— Material for the task —
##########
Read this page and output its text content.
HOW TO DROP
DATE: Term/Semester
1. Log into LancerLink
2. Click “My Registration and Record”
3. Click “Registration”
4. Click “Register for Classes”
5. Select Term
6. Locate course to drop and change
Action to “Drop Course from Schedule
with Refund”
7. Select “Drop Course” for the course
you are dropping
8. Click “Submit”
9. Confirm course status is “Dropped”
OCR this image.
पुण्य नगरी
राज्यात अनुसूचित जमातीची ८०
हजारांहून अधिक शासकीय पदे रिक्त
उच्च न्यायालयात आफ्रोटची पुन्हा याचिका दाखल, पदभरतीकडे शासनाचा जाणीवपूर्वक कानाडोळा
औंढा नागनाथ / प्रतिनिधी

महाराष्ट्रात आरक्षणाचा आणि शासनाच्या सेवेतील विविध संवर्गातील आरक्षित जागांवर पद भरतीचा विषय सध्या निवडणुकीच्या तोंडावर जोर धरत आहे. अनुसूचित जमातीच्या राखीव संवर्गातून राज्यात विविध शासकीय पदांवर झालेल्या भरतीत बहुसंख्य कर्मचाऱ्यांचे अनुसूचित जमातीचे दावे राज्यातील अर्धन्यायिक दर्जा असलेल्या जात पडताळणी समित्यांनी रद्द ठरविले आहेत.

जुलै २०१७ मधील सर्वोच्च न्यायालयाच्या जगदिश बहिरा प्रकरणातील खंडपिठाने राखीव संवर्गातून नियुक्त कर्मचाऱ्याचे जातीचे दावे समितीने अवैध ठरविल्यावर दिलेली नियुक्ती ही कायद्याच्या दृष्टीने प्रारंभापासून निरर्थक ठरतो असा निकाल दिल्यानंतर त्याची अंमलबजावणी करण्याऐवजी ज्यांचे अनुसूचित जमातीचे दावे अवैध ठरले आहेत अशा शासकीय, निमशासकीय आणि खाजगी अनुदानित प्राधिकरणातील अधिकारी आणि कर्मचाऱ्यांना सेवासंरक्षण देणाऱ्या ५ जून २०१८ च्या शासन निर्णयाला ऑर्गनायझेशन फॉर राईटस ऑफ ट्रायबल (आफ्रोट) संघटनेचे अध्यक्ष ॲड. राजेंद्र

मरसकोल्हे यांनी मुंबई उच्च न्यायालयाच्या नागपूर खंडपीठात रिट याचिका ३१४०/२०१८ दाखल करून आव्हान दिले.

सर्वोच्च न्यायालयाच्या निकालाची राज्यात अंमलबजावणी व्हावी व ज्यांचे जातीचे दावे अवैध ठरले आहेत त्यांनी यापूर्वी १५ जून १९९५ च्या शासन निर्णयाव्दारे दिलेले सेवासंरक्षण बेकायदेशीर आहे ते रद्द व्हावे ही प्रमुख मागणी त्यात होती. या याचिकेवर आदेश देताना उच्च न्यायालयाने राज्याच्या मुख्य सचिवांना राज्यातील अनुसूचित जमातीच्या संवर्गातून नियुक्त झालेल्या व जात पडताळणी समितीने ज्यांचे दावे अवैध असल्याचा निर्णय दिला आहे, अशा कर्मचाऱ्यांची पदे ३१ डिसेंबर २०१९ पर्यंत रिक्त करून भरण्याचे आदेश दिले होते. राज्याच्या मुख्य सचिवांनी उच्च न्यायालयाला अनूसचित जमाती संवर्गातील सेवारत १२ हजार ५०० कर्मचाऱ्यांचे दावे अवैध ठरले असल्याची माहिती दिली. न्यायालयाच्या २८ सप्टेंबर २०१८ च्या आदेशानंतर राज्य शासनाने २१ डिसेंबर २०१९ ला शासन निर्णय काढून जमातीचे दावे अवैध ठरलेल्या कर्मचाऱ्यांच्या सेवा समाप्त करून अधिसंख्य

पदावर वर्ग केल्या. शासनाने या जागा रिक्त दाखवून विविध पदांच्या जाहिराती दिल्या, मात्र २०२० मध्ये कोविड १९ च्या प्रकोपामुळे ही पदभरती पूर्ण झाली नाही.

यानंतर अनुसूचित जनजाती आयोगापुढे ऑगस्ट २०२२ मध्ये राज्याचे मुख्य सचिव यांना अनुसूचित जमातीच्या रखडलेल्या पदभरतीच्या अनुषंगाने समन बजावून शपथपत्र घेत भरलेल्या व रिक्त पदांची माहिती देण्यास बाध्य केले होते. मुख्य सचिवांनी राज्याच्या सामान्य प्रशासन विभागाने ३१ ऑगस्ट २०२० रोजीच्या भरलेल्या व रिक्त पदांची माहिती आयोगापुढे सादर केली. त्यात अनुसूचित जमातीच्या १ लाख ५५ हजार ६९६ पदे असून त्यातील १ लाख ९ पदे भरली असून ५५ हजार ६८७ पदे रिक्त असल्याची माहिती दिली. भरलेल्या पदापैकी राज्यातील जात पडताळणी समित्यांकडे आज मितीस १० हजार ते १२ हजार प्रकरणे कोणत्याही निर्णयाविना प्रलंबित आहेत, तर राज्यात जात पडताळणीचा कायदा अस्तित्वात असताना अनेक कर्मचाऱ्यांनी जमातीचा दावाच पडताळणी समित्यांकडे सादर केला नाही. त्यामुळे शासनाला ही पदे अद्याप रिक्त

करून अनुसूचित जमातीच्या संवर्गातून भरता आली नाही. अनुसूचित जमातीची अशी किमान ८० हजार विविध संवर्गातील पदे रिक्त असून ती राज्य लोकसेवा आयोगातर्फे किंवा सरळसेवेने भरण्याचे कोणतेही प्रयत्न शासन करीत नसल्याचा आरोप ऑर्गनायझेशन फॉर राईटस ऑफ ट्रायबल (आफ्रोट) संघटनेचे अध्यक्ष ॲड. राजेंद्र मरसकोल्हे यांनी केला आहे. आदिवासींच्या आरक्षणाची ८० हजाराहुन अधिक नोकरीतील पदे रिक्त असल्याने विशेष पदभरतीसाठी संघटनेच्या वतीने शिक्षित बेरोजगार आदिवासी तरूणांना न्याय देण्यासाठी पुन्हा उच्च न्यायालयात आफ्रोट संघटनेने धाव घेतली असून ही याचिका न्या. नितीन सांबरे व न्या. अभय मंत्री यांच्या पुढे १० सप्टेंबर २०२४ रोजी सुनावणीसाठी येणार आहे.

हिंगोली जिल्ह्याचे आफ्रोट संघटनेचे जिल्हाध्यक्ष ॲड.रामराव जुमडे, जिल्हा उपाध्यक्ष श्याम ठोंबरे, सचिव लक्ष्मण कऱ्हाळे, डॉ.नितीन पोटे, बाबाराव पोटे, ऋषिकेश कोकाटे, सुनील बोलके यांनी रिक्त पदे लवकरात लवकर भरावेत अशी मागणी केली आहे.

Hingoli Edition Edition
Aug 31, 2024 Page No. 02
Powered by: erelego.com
##########
— Required task —
Every entry should be printed again exactly as it stands.

— Exercise solution —
Read this page and output its text content.
HOW TO DROP
DATE: Term/Semester
1. Log into LancerLink
2. Click “My Registration and Record”
3. Click “Registration”
4. Click “Register for Classes”
5. Select Term
6. Locate course to drop and change
Action to “Drop Course from Schedule
with Refund”
7. Select “Drop Course” for the course
you are dropping
8. Click “Submit”
9. Confirm course status is “Dropped”
OCR this image.
पुण्य नगरी
राज्यात अनुसूचित जमातीची ८०
हजारांहून अधिक शासकीय पदे रिक्त
उच्च न्यायालयात आफ्रोटची पुन्हा याचिका दाखल, पदभरतीकडे शासनाचा जाणीवपूर्वक कानाडोळा
औंढा नागनाथ / प्रतिनिधी

महाराष्ट्रात आरक्षणाचा आणि शासनाच्या सेवेतील विविध संवर्गातील आरक्षित जागांवर पद भरतीचा विषय सध्या निवडणुकीच्या तोंडावर जोर धरत आहे. अनुसूचित जमातीच्या राखीव संवर्गातून राज्यात विविध शासकीय पदांवर झालेल्या भरतीत बहुसंख्य कर्मचाऱ्यांचे अनुसूचित जमातीचे दावे राज्यातील अर्धन्यायिक दर्जा असलेल्या जात पडताळणी समित्यांनी रद्द ठरविले आहेत.

जुलै २०१७ मधील सर्वोच्च न्यायालयाच्या जगदिश बहिरा प्रकरणातील खंडपिठाने राखीव संवर्गातून नियुक्त कर्मचाऱ्याचे जातीचे दावे समितीने अवैध ठरविल्यावर दिलेली नियुक्ती ही कायद्याच्या दृष्टीने प्रारंभापासून निरर्थक ठरतो असा निकाल दिल्यानंतर त्याची अंमलबजावणी करण्याऐवजी ज्यांचे अनुसूचित जमातीचे दावे अवैध ठरले आहेत अशा शासकीय, निमशासकीय आणि खाजगी अनुदानित प्राधिकरणातील अधिकारी आणि कर्मचाऱ्यांना सेवासंरक्षण देणाऱ्या ५ जून २०१८ च्या शासन निर्णयाला ऑर्गनायझेशन फॉर राईटस ऑफ ट्रायबल (आफ्रोट) संघटनेचे अध्यक्ष ॲड. राजेंद्र

मरसकोल्हे यांनी मुंबई उच्च न्यायालयाच्या नागपूर खंडपीठात रिट याचिका ३१४०/२०१८ दाखल करून आव्हान दिले.

सर्वोच्च न्यायालयाच्या निकालाची राज्यात अंमलबजावणी व्हावी व ज्यांचे जातीचे दावे अवैध ठरले आहेत त्यांनी यापूर्वी १५ जून १९९५ च्या शासन निर्णयाव्दारे दिलेले सेवासंरक्षण बेकायदेशीर आहे ते रद्द व्हावे ही प्रमुख मागणी त्यात होती. या याचिकेवर आदेश देताना उच्च न्यायालयाने राज्याच्या मुख्य सचिवांना राज्यातील अनुसूचित जमातीच्या संवर्गातून नियुक्त झालेल्या व जात पडताळणी समितीने ज्यांचे दावे अवैध असल्याचा निर्णय दिला आहे, अशा कर्मचाऱ्यांची पदे ३१ डिसेंबर २०१९ पर्यंत रिक्त करून भरण्याचे आदेश दिले होते. राज्याच्या मुख्य सचिवांनी उच्च न्यायालयाला अनूसचित जमाती संवर्गातील सेवारत १२ हजार ५०० कर्मचाऱ्यांचे दावे अवैध ठरले असल्याची माहिती दिली. न्यायालयाच्या २८ सप्टेंबर २०१८ च्या आदेशानंतर राज्य शासनाने २१ डिसेंबर २०१९ ला शासन निर्णय काढून जमातीचे दावे अवैध ठरलेल्या कर्मचाऱ्यांच्या सेवा समाप्त करून अधिसंख्य

पदावर वर्ग केल्या. शासनाने या जागा रिक्त दाखवून विविध पदांच्या जाहिराती दिल्या, मात्र २०२० मध्ये कोविड १९ च्या प्रकोपामुळे ही पदभरती पूर्ण झाली नाही.

यानंतर अनुसूचित जनजाती आयोगापुढे ऑगस्ट २०२२ मध्ये राज्याचे मुख्य सचिव यांना अनुसूचित जमातीच्या रखडलेल्या पदभरतीच्या अनुषंगाने समन बजावून शपथपत्र घेत भरलेल्या व रिक्त पदांची माहिती देण्यास बाध्य केले होते. मुख्य सचिवांनी राज्याच्या सामान्य प्रशासन विभागाने ३१ ऑगस्ट २०२० रोजीच्या भरलेल्या व रिक्त पदांची माहिती आयोगापुढे सादर केली. त्यात अनुसूचित जमातीच्या १ लाख ५५ हजार ६९६ पदे असून त्यातील १ लाख ९ पदे भरली असून ५५ हजार ६८७ पदे रिक्त असल्याची माहिती दिली. भरलेल्या पदापैकी राज्यातील जात पडताळणी समित्यांकडे आज मितीस १० हजार ते १२ हजार प्रकरणे कोणत्याही निर्णयाविना प्रलंबित आहेत, तर राज्यात जात पडताळणीचा कायदा अस्तित्वात असताना अनेक कर्मचाऱ्यांनी जमातीचा दावाच पडताळणी समित्यांकडे सादर केला नाही. त्यामुळे शासनाला ही पदे अद्याप रिक्त

करून अनुसूचित जमातीच्या संवर्गातून भरता आली नाही. अनुसूचित जमातीची अशी किमान ८० हजार विविध संवर्गातील पदे रिक्त असून ती राज्य लोकसेवा आयोगातर्फे किंवा सरळसेवेने भरण्याचे कोणतेही प्रयत्न शासन करीत नसल्याचा आरोप ऑर्गनायझेशन फॉर राईटस ऑफ ट्रायबल (आफ्रोट) संघटनेचे अध्यक्ष ॲड. राजेंद्र मरसकोल्हे यांनी केला आहे. आदिवासींच्या आरक्षणाची ८० हजाराहुन अधिक नोकरीतील पदे रिक्त असल्याने विशेष पदभरतीसाठी संघटनेच्या वतीने शिक्षित बेरोजगार आदिवासी तरूणांना न्याय देण्यासाठी पुन्हा उच्च न्यायालयात आफ्रोट संघटनेने धाव घेतली असून ही याचिका न्या. नितीन सांबरे व न्या. अभय मंत्री यांच्या पुढे १० सप्टेंबर २०२४ रोजी सुनावणीसाठी येणार आहे.

हिंगोली जिल्ह्याचे आफ्रोट संघटनेचे जिल्हाध्यक्ष ॲड.रामराव जुमडे, जिल्हा उपाध्यक्ष श्याम ठोंबरे, सचिव लक्ष्मण कऱ्हाळे, डॉ.नितीन पोटे, बाबाराव पोटे, ऋषिकेश कोकाटे, सुनील बोलके यांनी रिक्त पदे लवकरात लवकर भरावेत अशी मागणी केली आहे.

Hingoli Edition Edition
Aug 31, 2024 Page No. 02
Powered by: erelego.com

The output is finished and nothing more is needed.